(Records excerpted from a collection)
□ □ □
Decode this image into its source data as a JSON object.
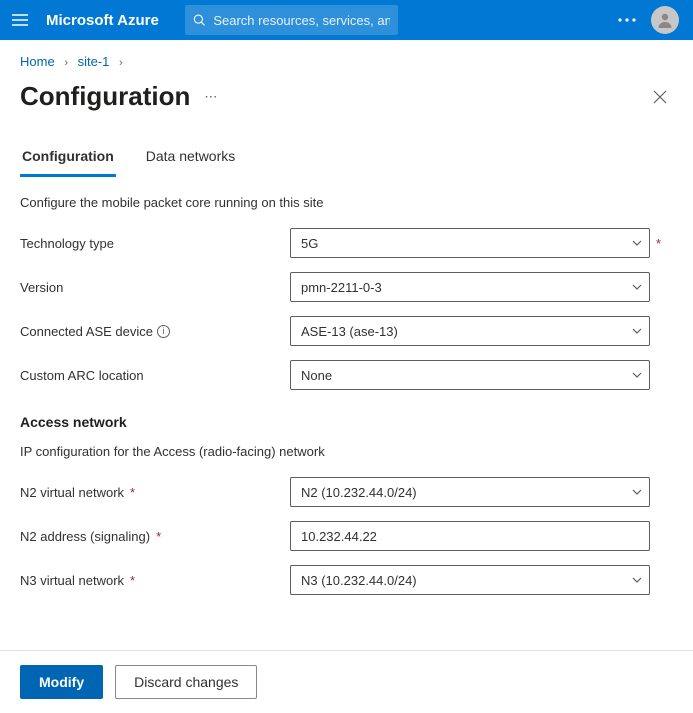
{
  "header": {
    "brand": "Microsoft Azure",
    "search_placeholder": "Search resources, services, and docs (G+/)"
  },
  "breadcrumb": {
    "items": [
      "Home",
      "site-1"
    ]
  },
  "page": {
    "title": "Configuration"
  },
  "tabs": [
    {
      "label": "Configuration",
      "active": true
    },
    {
      "label": "Data networks",
      "active": false
    }
  ],
  "intro": "Configure the mobile packet core running on this site",
  "fields": {
    "technology_type": {
      "label": "Technology type",
      "value": "5G",
      "required": true
    },
    "version": {
      "label": "Version",
      "value": "pmn-2211-0-3",
      "required": false
    },
    "connected_ase": {
      "label": "Connected ASE device",
      "value": "ASE-13 (ase-13)",
      "info": true
    },
    "custom_arc": {
      "label": "Custom ARC location",
      "value": "None"
    }
  },
  "access_network": {
    "heading": "Access network",
    "subtext": "IP configuration for the Access (radio-facing) network",
    "n2_vnet": {
      "label": "N2 virtual network",
      "value": "N2 (10.232.44.0/24)",
      "required": true
    },
    "n2_addr": {
      "label": "N2 address (signaling)",
      "value": "10.232.44.22",
      "required": true
    },
    "n3_vnet": {
      "label": "N3 virtual network",
      "value": "N3 (10.232.44.0/24)",
      "required": true
    }
  },
  "footer": {
    "primary": "Modify",
    "secondary": "Discard changes"
  }
}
□ □ □
== Work to complete ==
Gather from the data above every line with the string "virtual".

== Reply ==
      "label": "N2 virtual network",
      "label": "N3 virtual network",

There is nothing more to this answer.